## Exercise
Search the records below for the word "Inside" and show every line where it occurs.

## Data supplied
※ ※ ※

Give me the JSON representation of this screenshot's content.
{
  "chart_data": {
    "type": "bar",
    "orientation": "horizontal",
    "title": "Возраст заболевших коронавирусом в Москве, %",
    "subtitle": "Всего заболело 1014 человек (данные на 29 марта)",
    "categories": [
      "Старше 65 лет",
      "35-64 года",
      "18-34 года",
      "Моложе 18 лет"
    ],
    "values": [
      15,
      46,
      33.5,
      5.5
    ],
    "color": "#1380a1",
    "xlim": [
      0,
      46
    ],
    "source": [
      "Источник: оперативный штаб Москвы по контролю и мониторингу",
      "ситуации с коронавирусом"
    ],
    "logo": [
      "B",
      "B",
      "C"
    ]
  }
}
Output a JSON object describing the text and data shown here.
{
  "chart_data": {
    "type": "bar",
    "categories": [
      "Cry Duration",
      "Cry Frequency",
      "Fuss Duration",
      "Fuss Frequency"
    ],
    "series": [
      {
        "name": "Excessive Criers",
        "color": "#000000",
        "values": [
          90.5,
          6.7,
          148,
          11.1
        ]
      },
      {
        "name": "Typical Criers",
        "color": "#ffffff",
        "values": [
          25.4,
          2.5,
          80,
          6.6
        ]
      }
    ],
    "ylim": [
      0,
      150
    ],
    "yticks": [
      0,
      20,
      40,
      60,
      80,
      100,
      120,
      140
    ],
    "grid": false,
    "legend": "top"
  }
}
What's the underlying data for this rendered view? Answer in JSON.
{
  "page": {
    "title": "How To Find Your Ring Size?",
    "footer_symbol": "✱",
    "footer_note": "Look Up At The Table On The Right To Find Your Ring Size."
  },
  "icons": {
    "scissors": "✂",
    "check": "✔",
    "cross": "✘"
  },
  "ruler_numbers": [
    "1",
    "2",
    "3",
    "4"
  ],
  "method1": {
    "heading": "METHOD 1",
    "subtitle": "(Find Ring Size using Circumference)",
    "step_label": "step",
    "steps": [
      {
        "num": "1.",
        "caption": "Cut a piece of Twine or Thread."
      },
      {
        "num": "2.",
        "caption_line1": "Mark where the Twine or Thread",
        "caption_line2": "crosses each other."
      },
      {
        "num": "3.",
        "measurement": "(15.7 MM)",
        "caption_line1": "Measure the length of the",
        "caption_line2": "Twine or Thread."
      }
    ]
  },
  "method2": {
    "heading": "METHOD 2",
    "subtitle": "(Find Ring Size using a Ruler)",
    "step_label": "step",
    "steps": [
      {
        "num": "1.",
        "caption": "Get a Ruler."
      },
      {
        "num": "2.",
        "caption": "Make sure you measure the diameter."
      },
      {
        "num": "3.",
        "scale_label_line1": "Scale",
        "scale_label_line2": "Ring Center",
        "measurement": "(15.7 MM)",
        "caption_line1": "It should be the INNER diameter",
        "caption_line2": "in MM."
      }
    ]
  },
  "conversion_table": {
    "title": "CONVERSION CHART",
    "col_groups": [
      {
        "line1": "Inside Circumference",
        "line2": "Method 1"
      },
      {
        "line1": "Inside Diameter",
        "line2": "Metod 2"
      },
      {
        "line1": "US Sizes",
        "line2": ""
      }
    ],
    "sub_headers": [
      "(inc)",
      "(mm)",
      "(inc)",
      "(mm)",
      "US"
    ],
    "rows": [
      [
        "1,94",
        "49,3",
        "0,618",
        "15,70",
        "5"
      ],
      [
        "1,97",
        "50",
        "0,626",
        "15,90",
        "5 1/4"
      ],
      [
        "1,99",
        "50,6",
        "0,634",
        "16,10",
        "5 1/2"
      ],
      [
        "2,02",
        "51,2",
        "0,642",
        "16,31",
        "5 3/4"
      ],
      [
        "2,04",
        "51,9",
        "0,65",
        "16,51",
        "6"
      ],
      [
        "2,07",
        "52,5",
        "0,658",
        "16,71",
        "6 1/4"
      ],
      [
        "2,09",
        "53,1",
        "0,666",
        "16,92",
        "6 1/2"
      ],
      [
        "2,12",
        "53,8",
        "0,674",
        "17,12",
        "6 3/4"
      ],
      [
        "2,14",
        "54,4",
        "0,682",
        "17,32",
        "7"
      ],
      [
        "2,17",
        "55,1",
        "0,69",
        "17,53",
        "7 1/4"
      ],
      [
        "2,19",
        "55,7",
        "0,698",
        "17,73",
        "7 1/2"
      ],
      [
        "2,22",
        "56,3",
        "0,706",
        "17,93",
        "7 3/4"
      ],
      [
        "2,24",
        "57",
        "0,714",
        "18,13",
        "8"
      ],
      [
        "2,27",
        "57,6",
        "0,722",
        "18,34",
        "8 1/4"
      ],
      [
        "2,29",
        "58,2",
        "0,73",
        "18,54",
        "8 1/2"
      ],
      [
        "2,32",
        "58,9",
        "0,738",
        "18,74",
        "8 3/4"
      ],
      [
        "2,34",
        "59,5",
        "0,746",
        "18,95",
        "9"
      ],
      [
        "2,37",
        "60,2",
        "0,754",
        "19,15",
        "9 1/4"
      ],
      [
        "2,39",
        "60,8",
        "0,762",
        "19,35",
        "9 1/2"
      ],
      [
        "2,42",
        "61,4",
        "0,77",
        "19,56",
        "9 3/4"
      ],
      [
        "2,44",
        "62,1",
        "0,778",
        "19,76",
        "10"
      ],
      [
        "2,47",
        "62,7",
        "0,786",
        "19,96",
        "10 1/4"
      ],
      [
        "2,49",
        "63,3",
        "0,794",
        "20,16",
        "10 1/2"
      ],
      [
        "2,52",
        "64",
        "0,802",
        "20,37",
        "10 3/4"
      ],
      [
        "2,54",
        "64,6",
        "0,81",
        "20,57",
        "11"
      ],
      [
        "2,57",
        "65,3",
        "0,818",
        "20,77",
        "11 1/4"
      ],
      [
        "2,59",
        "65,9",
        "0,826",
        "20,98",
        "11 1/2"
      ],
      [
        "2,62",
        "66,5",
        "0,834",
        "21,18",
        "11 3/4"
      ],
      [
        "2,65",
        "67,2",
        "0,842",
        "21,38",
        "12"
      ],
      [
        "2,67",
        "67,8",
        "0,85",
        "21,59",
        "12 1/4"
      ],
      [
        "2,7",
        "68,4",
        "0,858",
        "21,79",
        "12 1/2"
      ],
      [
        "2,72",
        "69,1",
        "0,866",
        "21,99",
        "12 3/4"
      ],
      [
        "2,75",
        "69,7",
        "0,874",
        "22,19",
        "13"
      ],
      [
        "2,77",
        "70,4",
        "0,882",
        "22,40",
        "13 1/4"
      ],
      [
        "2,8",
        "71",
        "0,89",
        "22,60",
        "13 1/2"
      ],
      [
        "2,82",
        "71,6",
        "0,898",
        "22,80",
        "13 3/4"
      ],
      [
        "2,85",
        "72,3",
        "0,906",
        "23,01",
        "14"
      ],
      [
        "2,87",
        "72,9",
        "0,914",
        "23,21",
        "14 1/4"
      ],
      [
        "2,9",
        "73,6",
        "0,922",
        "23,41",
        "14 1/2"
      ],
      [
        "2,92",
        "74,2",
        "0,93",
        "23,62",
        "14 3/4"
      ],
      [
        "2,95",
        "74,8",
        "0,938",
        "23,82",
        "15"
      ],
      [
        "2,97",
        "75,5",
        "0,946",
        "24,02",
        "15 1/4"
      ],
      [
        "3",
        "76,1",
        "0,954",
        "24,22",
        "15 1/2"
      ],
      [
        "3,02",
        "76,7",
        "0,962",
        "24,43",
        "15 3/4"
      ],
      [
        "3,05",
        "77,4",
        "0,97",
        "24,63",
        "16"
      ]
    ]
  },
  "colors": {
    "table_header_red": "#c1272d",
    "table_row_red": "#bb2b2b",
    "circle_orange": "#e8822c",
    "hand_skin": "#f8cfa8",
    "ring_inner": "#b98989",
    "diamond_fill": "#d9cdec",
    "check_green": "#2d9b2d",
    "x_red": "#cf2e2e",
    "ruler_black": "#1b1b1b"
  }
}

※ ※ ※

## Response to this task
        "line1": "Inside Circumference",
        "line1": "Inside Diameter",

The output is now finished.